== TASK DIRECTIONS ==
Check each line of the listing below for the string "Frequency", and copy the ones that have it.

** Begin RECORDS PROVIDED **

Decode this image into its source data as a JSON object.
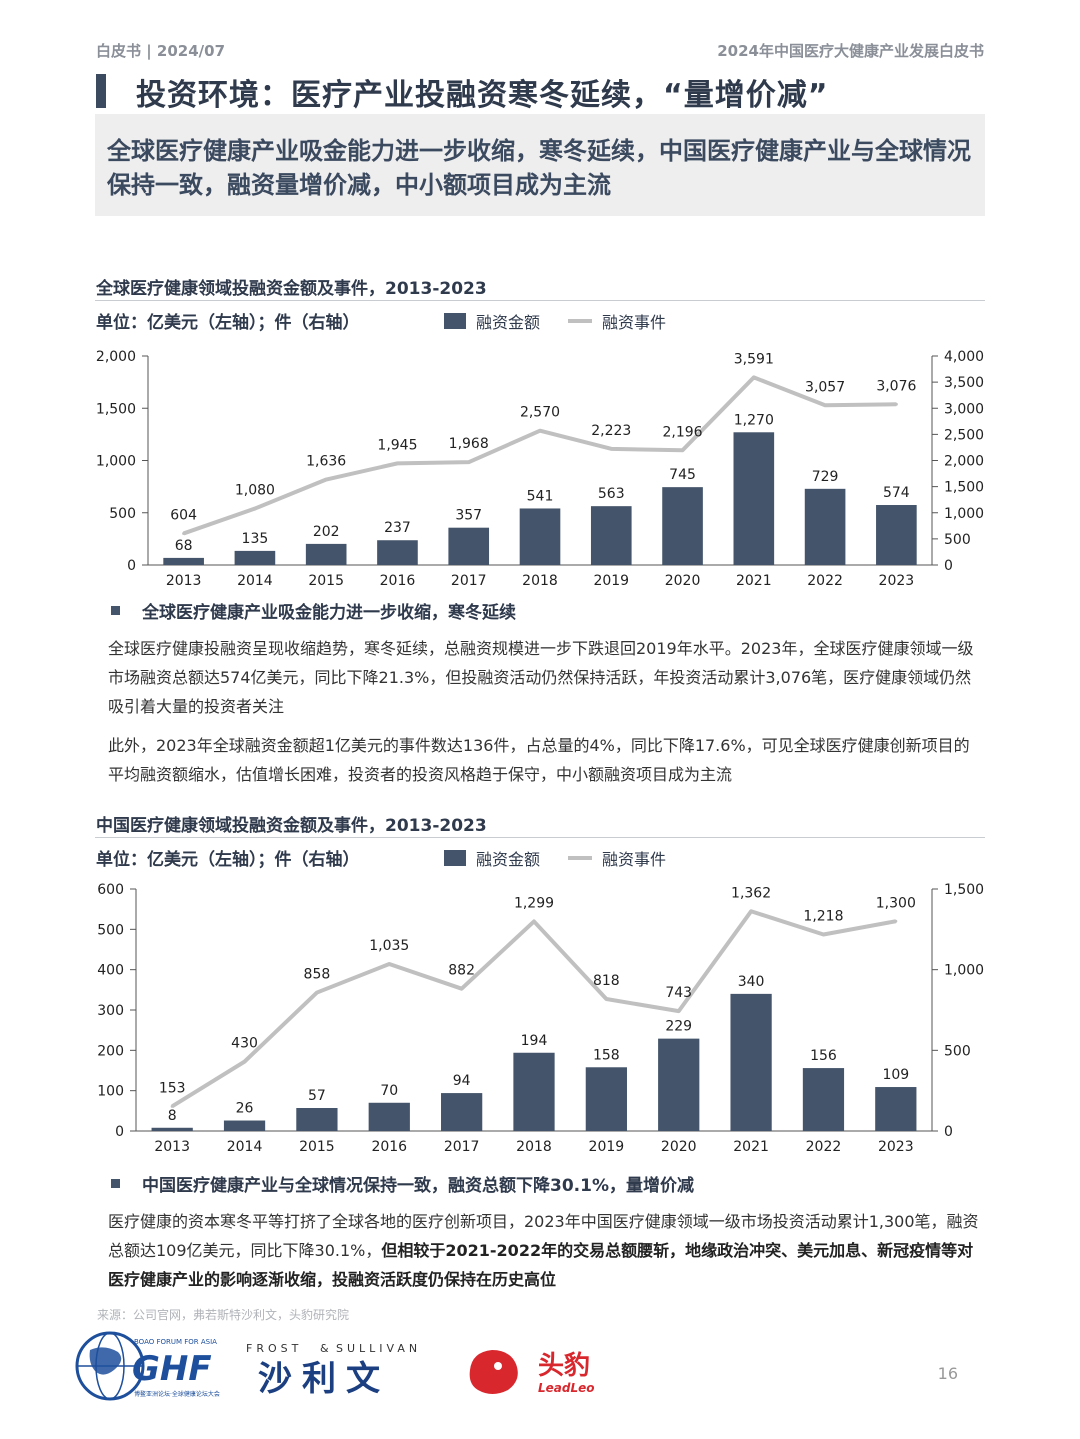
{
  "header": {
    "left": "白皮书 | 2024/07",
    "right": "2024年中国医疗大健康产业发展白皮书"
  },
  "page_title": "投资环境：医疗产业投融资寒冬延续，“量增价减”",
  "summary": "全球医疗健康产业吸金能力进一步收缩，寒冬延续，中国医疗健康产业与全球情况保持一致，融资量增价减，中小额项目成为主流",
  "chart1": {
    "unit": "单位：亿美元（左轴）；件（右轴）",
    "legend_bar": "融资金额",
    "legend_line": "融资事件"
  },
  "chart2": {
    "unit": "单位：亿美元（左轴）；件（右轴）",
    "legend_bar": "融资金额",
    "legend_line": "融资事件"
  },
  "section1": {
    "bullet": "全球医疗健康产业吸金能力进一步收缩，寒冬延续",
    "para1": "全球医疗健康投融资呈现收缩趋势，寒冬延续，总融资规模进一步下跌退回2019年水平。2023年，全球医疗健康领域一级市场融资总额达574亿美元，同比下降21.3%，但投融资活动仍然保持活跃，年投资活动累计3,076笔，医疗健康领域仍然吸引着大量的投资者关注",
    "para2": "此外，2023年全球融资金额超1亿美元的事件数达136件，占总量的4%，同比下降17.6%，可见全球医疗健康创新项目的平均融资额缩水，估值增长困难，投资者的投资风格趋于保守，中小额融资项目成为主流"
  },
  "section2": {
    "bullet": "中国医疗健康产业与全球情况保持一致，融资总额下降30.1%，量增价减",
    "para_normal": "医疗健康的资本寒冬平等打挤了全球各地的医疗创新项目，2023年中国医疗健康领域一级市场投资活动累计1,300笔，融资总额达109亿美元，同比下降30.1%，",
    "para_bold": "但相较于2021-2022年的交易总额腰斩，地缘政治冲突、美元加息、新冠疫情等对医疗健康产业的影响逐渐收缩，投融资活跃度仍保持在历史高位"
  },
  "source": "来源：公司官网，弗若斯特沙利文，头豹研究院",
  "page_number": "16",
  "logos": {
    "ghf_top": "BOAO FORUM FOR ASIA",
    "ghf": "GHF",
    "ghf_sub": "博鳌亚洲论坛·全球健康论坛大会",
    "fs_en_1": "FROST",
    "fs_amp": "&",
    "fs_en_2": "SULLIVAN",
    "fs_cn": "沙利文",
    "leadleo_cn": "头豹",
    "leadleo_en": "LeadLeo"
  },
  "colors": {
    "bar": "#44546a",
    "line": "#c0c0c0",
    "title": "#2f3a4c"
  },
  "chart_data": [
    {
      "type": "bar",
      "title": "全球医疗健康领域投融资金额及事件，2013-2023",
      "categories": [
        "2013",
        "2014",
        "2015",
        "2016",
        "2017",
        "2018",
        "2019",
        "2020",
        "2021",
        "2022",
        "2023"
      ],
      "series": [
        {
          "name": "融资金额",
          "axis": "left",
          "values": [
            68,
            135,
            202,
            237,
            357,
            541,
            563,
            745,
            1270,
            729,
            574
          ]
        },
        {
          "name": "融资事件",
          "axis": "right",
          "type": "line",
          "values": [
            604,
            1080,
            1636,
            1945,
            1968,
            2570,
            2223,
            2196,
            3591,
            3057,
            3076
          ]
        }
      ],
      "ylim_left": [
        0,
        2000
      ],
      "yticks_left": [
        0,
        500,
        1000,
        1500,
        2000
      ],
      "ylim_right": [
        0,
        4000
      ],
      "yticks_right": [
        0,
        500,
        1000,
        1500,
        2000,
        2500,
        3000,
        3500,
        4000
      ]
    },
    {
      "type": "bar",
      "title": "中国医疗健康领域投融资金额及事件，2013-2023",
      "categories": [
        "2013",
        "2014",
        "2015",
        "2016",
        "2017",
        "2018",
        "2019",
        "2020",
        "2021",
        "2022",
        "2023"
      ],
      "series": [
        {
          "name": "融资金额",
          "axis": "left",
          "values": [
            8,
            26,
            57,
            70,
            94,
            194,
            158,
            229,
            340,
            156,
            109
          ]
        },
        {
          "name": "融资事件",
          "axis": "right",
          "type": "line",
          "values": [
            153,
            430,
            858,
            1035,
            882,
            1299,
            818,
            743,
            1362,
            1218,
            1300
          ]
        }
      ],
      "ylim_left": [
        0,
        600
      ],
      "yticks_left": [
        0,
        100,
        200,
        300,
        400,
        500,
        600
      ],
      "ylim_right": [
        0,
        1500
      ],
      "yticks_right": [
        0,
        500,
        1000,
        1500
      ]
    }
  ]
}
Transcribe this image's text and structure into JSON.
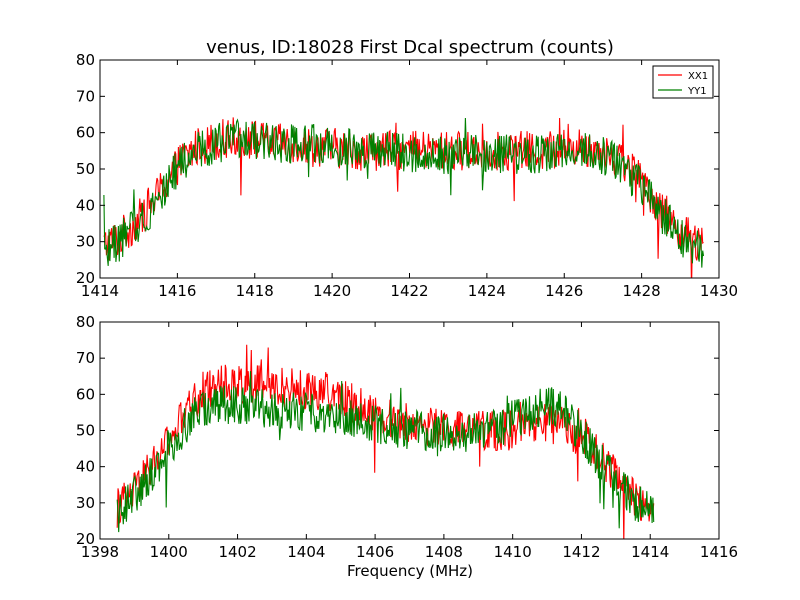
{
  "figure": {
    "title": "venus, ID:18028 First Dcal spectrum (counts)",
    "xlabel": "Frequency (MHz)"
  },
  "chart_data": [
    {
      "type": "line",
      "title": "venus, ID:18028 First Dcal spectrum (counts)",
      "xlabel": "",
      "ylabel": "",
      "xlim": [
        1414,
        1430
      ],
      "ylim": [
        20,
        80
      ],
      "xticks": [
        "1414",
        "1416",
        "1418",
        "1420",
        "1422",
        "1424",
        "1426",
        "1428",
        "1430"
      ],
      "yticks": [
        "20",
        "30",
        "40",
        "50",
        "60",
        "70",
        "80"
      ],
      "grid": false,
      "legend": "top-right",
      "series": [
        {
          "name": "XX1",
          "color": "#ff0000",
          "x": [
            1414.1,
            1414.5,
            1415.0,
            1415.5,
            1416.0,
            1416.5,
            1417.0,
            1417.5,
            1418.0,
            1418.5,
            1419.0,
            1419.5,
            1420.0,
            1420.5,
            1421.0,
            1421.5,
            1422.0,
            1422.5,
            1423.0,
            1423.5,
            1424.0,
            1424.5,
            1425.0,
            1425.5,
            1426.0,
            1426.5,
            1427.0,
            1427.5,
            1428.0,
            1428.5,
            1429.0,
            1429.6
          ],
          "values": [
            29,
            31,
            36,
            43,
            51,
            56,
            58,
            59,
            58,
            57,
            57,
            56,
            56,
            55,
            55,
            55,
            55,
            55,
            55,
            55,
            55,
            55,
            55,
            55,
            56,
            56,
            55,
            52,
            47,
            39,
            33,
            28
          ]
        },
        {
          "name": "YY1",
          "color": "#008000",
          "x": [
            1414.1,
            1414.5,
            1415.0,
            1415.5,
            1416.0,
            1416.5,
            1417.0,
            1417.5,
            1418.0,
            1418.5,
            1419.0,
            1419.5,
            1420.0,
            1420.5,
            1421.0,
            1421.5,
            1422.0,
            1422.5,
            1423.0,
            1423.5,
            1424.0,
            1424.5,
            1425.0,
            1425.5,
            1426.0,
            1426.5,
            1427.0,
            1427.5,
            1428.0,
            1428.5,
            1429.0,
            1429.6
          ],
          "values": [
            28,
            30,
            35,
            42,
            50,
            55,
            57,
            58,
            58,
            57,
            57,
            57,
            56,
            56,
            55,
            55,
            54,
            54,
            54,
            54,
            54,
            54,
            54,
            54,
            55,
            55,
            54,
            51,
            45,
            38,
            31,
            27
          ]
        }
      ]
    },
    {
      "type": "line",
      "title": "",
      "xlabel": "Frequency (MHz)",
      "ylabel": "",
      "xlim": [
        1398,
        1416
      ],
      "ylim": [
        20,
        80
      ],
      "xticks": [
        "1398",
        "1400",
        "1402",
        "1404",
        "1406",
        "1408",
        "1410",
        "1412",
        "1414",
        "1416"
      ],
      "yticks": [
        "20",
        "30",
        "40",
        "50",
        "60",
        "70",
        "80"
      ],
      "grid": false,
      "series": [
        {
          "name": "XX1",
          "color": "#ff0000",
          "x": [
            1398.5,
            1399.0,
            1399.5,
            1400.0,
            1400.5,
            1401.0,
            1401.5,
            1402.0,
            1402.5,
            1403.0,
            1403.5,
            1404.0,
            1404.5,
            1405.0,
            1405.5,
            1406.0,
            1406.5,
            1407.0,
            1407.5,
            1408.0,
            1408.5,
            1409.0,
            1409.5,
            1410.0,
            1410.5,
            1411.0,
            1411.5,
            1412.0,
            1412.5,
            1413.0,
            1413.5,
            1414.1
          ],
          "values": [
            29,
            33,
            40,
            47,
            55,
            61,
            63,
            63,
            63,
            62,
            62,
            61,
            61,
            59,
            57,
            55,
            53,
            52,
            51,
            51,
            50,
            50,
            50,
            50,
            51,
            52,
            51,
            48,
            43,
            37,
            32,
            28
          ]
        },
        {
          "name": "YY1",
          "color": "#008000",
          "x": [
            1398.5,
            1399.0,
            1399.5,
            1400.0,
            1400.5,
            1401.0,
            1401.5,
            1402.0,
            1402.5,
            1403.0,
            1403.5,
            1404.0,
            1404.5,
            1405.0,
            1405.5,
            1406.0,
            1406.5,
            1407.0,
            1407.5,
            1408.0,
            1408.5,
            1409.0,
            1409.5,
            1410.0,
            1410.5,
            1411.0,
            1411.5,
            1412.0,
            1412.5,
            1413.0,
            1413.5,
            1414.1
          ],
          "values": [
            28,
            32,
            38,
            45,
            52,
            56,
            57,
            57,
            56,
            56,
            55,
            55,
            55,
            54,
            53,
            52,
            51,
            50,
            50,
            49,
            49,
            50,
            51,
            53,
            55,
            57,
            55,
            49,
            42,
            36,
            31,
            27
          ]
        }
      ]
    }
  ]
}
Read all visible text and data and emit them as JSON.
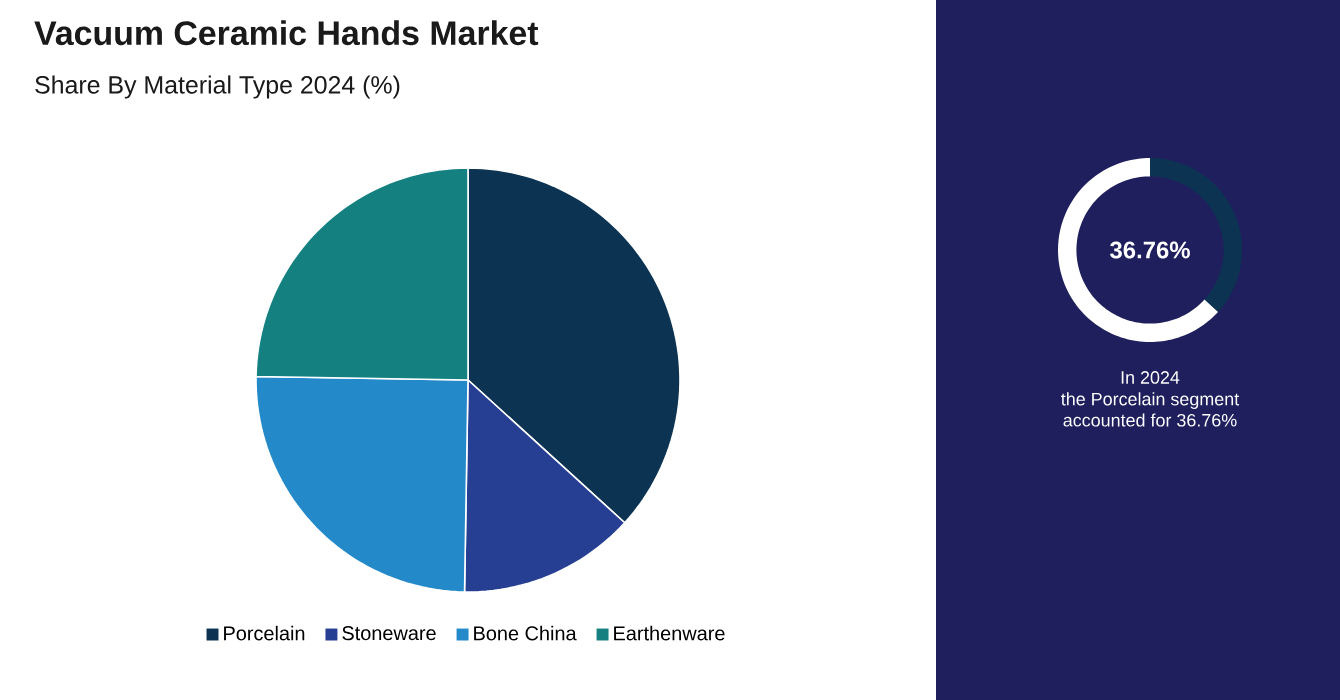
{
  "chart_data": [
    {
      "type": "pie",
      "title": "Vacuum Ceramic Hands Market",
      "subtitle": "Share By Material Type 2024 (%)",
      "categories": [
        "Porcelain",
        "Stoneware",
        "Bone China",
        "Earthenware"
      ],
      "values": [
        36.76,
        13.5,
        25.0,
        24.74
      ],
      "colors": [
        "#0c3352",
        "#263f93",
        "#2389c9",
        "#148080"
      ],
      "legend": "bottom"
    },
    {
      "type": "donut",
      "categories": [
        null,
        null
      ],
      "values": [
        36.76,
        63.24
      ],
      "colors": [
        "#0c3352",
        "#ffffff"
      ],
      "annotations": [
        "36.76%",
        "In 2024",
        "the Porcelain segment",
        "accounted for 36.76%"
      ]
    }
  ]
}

** End RECORDS PROVIDED **

== CORRECT RESULT ==
    "xlabel": "Frequency (MHz)"
      "xlabel": "Frequency (MHz)",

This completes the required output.